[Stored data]
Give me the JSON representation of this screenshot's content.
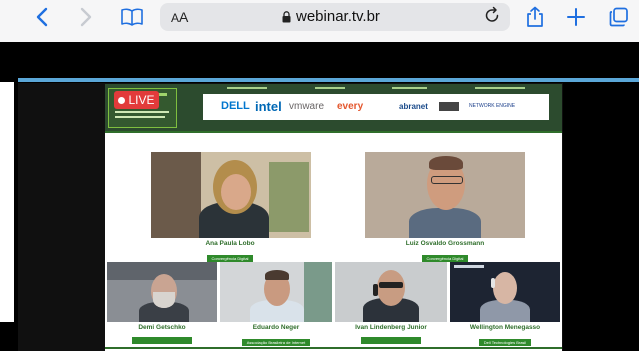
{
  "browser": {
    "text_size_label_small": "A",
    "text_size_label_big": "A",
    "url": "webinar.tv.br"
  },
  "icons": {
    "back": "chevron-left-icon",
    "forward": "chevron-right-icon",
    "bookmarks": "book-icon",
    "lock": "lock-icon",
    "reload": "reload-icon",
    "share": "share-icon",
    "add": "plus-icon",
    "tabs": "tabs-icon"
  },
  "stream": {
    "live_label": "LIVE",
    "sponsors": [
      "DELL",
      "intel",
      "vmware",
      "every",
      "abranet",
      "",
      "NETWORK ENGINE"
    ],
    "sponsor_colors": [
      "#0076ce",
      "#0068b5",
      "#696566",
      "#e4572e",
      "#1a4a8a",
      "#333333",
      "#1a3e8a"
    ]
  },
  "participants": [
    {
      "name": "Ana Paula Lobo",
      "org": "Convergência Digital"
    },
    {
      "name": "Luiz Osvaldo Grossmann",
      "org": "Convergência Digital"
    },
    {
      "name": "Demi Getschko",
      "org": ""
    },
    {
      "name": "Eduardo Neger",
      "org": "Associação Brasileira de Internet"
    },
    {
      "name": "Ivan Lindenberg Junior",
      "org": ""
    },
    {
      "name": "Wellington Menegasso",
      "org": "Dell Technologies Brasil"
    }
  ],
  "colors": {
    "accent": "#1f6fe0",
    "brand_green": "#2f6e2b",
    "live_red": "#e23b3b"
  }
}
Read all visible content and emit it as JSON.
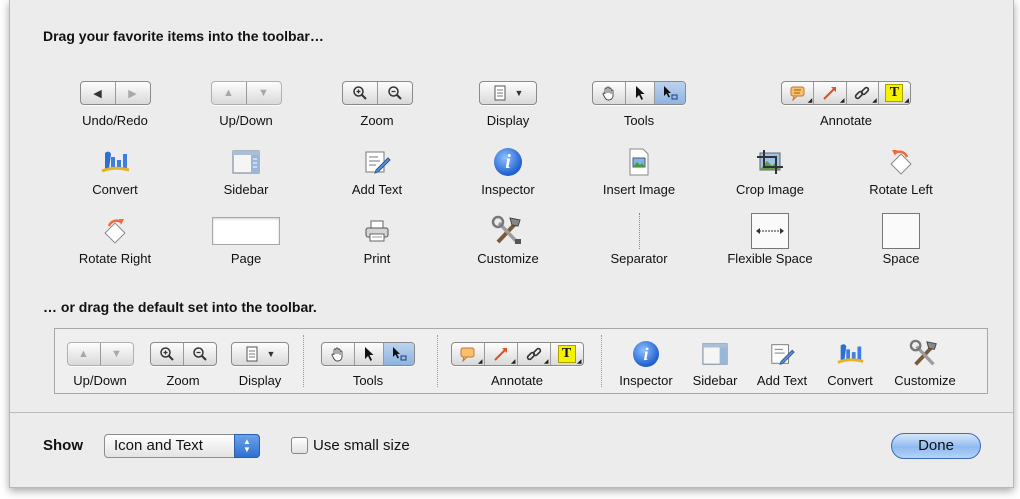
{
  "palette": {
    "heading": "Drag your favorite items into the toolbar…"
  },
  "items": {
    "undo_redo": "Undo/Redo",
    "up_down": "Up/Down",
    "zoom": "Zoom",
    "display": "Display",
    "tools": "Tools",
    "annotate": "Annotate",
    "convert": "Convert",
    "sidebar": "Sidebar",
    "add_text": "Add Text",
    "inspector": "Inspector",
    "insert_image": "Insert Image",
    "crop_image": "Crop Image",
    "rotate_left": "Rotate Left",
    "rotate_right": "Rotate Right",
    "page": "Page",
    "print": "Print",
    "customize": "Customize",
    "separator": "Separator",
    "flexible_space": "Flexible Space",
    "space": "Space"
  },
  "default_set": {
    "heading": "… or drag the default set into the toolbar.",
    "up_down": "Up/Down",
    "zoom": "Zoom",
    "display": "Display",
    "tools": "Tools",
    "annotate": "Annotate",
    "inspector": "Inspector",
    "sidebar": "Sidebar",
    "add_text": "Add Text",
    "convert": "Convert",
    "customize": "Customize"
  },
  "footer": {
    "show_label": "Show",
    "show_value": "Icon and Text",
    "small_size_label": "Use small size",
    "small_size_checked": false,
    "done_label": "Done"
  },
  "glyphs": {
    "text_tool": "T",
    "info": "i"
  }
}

| INSTRUCTION |
Leave out the pictures and give the rest of the records again exactly.

| SOLUTION TO THE PROBLEM |
Give me the JSON representation of this screenshot's content.
{
  "browser": {
    "text_size_label_small": "A",
    "text_size_label_big": "A",
    "url": "webinar.tv.br"
  },
  "icons": {
    "back": "chevron-left-icon",
    "forward": "chevron-right-icon",
    "bookmarks": "book-icon",
    "lock": "lock-icon",
    "reload": "reload-icon",
    "share": "share-icon",
    "add": "plus-icon",
    "tabs": "tabs-icon"
  },
  "stream": {
    "live_label": "LIVE",
    "sponsors": [
      "DELL",
      "intel",
      "vmware",
      "every",
      "abranet",
      "",
      "NETWORK ENGINE"
    ],
    "sponsor_colors": [
      "#0076ce",
      "#0068b5",
      "#696566",
      "#e4572e",
      "#1a4a8a",
      "#333333",
      "#1a3e8a"
    ]
  },
  "participants": [
    {
      "name": "Ana Paula Lobo",
      "org": "Convergência Digital"
    },
    {
      "name": "Luiz Osvaldo Grossmann",
      "org": "Convergência Digital"
    },
    {
      "name": "Demi Getschko",
      "org": ""
    },
    {
      "name": "Eduardo Neger",
      "org": "Associação Brasileira de Internet"
    },
    {
      "name": "Ivan Lindenberg Junior",
      "org": ""
    },
    {
      "name": "Wellington Menegasso",
      "org": "Dell Technologies Brasil"
    }
  ],
  "colors": {
    "accent": "#1f6fe0",
    "brand_green": "#2f6e2b",
    "live_red": "#e23b3b"
  }
}
Read all visible content and emit it as JSON.
{
  "palette": {
    "heading": "Drag your favorite items into the toolbar…"
  },
  "items": {
    "undo_redo": "Undo/Redo",
    "up_down": "Up/Down",
    "zoom": "Zoom",
    "display": "Display",
    "tools": "Tools",
    "annotate": "Annotate",
    "convert": "Convert",
    "sidebar": "Sidebar",
    "add_text": "Add Text",
    "inspector": "Inspector",
    "insert_image": "Insert Image",
    "crop_image": "Crop Image",
    "rotate_left": "Rotate Left",
    "rotate_right": "Rotate Right",
    "page": "Page",
    "print": "Print",
    "customize": "Customize",
    "separator": "Separator",
    "flexible_space": "Flexible Space",
    "space": "Space"
  },
  "default_set": {
    "heading": "… or drag the default set into the toolbar.",
    "up_down": "Up/Down",
    "zoom": "Zoom",
    "display": "Display",
    "tools": "Tools",
    "annotate": "Annotate",
    "inspector": "Inspector",
    "sidebar": "Sidebar",
    "add_text": "Add Text",
    "convert": "Convert",
    "customize": "Customize"
  },
  "footer": {
    "show_label": "Show",
    "show_value": "Icon and Text",
    "small_size_label": "Use small size",
    "small_size_checked": false,
    "done_label": "Done"
  },
  "glyphs": {
    "text_tool": "T",
    "info": "i"
  }
}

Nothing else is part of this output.